:: Enunciado de la tarea ::
Organiza como lista numerada las líneas de las entradas que aparecen más abajo: empieza en la línea que contiene "day-content: Sunrise: 6:09" y termina después de la que contiene "369, 558, 391]", sin incluir las líneas en blanco.

:: Datos del ejercicio ::
:::::

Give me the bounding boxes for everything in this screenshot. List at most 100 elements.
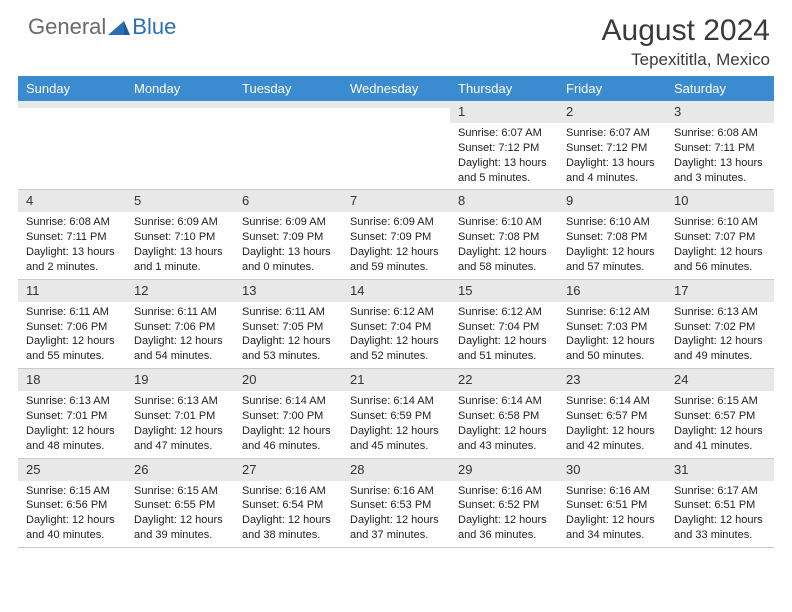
day-content: Sunrise: 6:09 AMSunset: 7:09 PMDaylight:…	[234, 212, 342, 278]
daylight-text: Daylight: 13 hours and 0 minutes.	[242, 245, 334, 275]
day-content: Sunrise: 6:14 AMSunset: 6:59 PMDaylight:…	[342, 391, 450, 457]
day-content: Sunrise: 6:12 AMSunset: 7:03 PMDaylight:…	[558, 302, 666, 368]
day-number: 22	[450, 369, 558, 391]
day-content: Sunrise: 6:16 AMSunset: 6:52 PMDaylight:…	[450, 481, 558, 547]
sunset-text: Sunset: 7:00 PM	[242, 409, 334, 424]
day-cell: 17Sunrise: 6:13 AMSunset: 7:02 PMDayligh…	[666, 280, 774, 368]
day-cell: 31Sunrise: 6:17 AMSunset: 6:51 PMDayligh…	[666, 459, 774, 547]
daylight-text: Daylight: 12 hours and 43 minutes.	[458, 424, 550, 454]
day-cell	[126, 101, 234, 189]
day-content: Sunrise: 6:14 AMSunset: 6:57 PMDaylight:…	[558, 391, 666, 457]
weekday-label: Sunday	[18, 76, 126, 101]
daylight-text: Daylight: 12 hours and 33 minutes.	[674, 513, 766, 543]
sunrise-text: Sunrise: 6:09 AM	[350, 215, 442, 230]
day-content: Sunrise: 6:13 AMSunset: 7:01 PMDaylight:…	[126, 391, 234, 457]
sunrise-text: Sunrise: 6:12 AM	[458, 305, 550, 320]
daylight-text: Daylight: 12 hours and 45 minutes.	[350, 424, 442, 454]
day-cell: 23Sunrise: 6:14 AMSunset: 6:57 PMDayligh…	[558, 369, 666, 457]
day-content: Sunrise: 6:11 AMSunset: 7:06 PMDaylight:…	[126, 302, 234, 368]
day-number: 6	[234, 190, 342, 212]
sunrise-text: Sunrise: 6:08 AM	[26, 215, 118, 230]
day-number: 2	[558, 101, 666, 123]
day-number: 27	[234, 459, 342, 481]
weekday-label: Saturday	[666, 76, 774, 101]
header: General Blue August 2024 Tepexititla, Me…	[0, 0, 792, 76]
day-row: 1Sunrise: 6:07 AMSunset: 7:12 PMDaylight…	[18, 101, 774, 190]
day-grid: 1Sunrise: 6:07 AMSunset: 7:12 PMDaylight…	[18, 101, 774, 548]
day-cell: 18Sunrise: 6:13 AMSunset: 7:01 PMDayligh…	[18, 369, 126, 457]
sunset-text: Sunset: 7:11 PM	[674, 141, 766, 156]
day-content: Sunrise: 6:07 AMSunset: 7:12 PMDaylight:…	[450, 123, 558, 189]
daylight-text: Daylight: 13 hours and 5 minutes.	[458, 156, 550, 186]
sunset-text: Sunset: 6:55 PM	[134, 498, 226, 513]
day-number: 3	[666, 101, 774, 123]
day-content: Sunrise: 6:11 AMSunset: 7:05 PMDaylight:…	[234, 302, 342, 368]
sunrise-text: Sunrise: 6:13 AM	[674, 305, 766, 320]
day-number: 25	[18, 459, 126, 481]
sunrise-text: Sunrise: 6:07 AM	[458, 126, 550, 141]
logo-triangle-icon	[108, 17, 130, 37]
day-number: 26	[126, 459, 234, 481]
day-cell	[18, 101, 126, 189]
day-content: Sunrise: 6:14 AMSunset: 7:00 PMDaylight:…	[234, 391, 342, 457]
day-row: 25Sunrise: 6:15 AMSunset: 6:56 PMDayligh…	[18, 459, 774, 548]
day-cell: 5Sunrise: 6:09 AMSunset: 7:10 PMDaylight…	[126, 190, 234, 278]
day-cell: 2Sunrise: 6:07 AMSunset: 7:12 PMDaylight…	[558, 101, 666, 189]
daylight-text: Daylight: 12 hours and 39 minutes.	[134, 513, 226, 543]
day-content: Sunrise: 6:14 AMSunset: 6:58 PMDaylight:…	[450, 391, 558, 457]
daylight-text: Daylight: 12 hours and 37 minutes.	[350, 513, 442, 543]
day-content: Sunrise: 6:08 AMSunset: 7:11 PMDaylight:…	[666, 123, 774, 189]
daylight-text: Daylight: 12 hours and 47 minutes.	[134, 424, 226, 454]
daylight-text: Daylight: 13 hours and 2 minutes.	[26, 245, 118, 275]
day-cell: 16Sunrise: 6:12 AMSunset: 7:03 PMDayligh…	[558, 280, 666, 368]
sunrise-text: Sunrise: 6:10 AM	[566, 215, 658, 230]
day-content: Sunrise: 6:16 AMSunset: 6:53 PMDaylight:…	[342, 481, 450, 547]
day-number: 18	[18, 369, 126, 391]
sunset-text: Sunset: 7:12 PM	[458, 141, 550, 156]
day-cell: 3Sunrise: 6:08 AMSunset: 7:11 PMDaylight…	[666, 101, 774, 189]
sunset-text: Sunset: 6:58 PM	[458, 409, 550, 424]
day-cell: 22Sunrise: 6:14 AMSunset: 6:58 PMDayligh…	[450, 369, 558, 457]
day-content: Sunrise: 6:13 AMSunset: 7:02 PMDaylight:…	[666, 302, 774, 368]
daylight-text: Daylight: 12 hours and 58 minutes.	[458, 245, 550, 275]
sunrise-text: Sunrise: 6:14 AM	[350, 394, 442, 409]
day-content: Sunrise: 6:10 AMSunset: 7:08 PMDaylight:…	[558, 212, 666, 278]
day-number	[342, 101, 450, 108]
sunrise-text: Sunrise: 6:13 AM	[26, 394, 118, 409]
sunset-text: Sunset: 7:10 PM	[134, 230, 226, 245]
sunset-text: Sunset: 7:09 PM	[242, 230, 334, 245]
sunset-text: Sunset: 7:02 PM	[674, 320, 766, 335]
day-number: 17	[666, 280, 774, 302]
daylight-text: Daylight: 12 hours and 51 minutes.	[458, 334, 550, 364]
sunset-text: Sunset: 6:54 PM	[242, 498, 334, 513]
day-cell: 15Sunrise: 6:12 AMSunset: 7:04 PMDayligh…	[450, 280, 558, 368]
sunset-text: Sunset: 6:57 PM	[566, 409, 658, 424]
daylight-text: Daylight: 12 hours and 55 minutes.	[26, 334, 118, 364]
sunset-text: Sunset: 6:51 PM	[674, 498, 766, 513]
day-number: 9	[558, 190, 666, 212]
day-content: Sunrise: 6:15 AMSunset: 6:57 PMDaylight:…	[666, 391, 774, 457]
sunset-text: Sunset: 7:08 PM	[458, 230, 550, 245]
day-number: 24	[666, 369, 774, 391]
day-cell: 4Sunrise: 6:08 AMSunset: 7:11 PMDaylight…	[18, 190, 126, 278]
day-cell: 26Sunrise: 6:15 AMSunset: 6:55 PMDayligh…	[126, 459, 234, 547]
day-cell	[342, 101, 450, 189]
sunset-text: Sunset: 6:51 PM	[566, 498, 658, 513]
day-cell: 13Sunrise: 6:11 AMSunset: 7:05 PMDayligh…	[234, 280, 342, 368]
day-content: Sunrise: 6:15 AMSunset: 6:56 PMDaylight:…	[18, 481, 126, 547]
daylight-text: Daylight: 12 hours and 52 minutes.	[350, 334, 442, 364]
sunrise-text: Sunrise: 6:16 AM	[350, 484, 442, 499]
sunrise-text: Sunrise: 6:10 AM	[674, 215, 766, 230]
day-number: 29	[450, 459, 558, 481]
day-number: 11	[18, 280, 126, 302]
sunrise-text: Sunrise: 6:12 AM	[350, 305, 442, 320]
day-content: Sunrise: 6:17 AMSunset: 6:51 PMDaylight:…	[666, 481, 774, 547]
day-cell: 29Sunrise: 6:16 AMSunset: 6:52 PMDayligh…	[450, 459, 558, 547]
day-cell: 20Sunrise: 6:14 AMSunset: 7:00 PMDayligh…	[234, 369, 342, 457]
day-content: Sunrise: 6:10 AMSunset: 7:08 PMDaylight:…	[450, 212, 558, 278]
day-cell: 7Sunrise: 6:09 AMSunset: 7:09 PMDaylight…	[342, 190, 450, 278]
sunset-text: Sunset: 7:04 PM	[458, 320, 550, 335]
daylight-text: Daylight: 12 hours and 50 minutes.	[566, 334, 658, 364]
day-number: 1	[450, 101, 558, 123]
day-content: Sunrise: 6:10 AMSunset: 7:07 PMDaylight:…	[666, 212, 774, 278]
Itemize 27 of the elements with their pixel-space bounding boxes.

:::::

:: Respuesta del ejercicio ::
1. day-content: Sunrise: 6:09 AMSunset: 7:09 PMDaylight:…	[234, 212, 342, 278]
2. daylight-text: Daylight: 13 hours and 0 minutes.	[242, 245, 334, 275]
3. day-content: Sunrise: 6:14 AMSunset: 6:59 PMDaylight:…	[342, 391, 450, 457]
4. day-content: Sunrise: 6:12 AMSunset: 7:03 PMDaylight:…	[558, 302, 666, 368]
5. day-number: 22	[450, 369, 558, 391]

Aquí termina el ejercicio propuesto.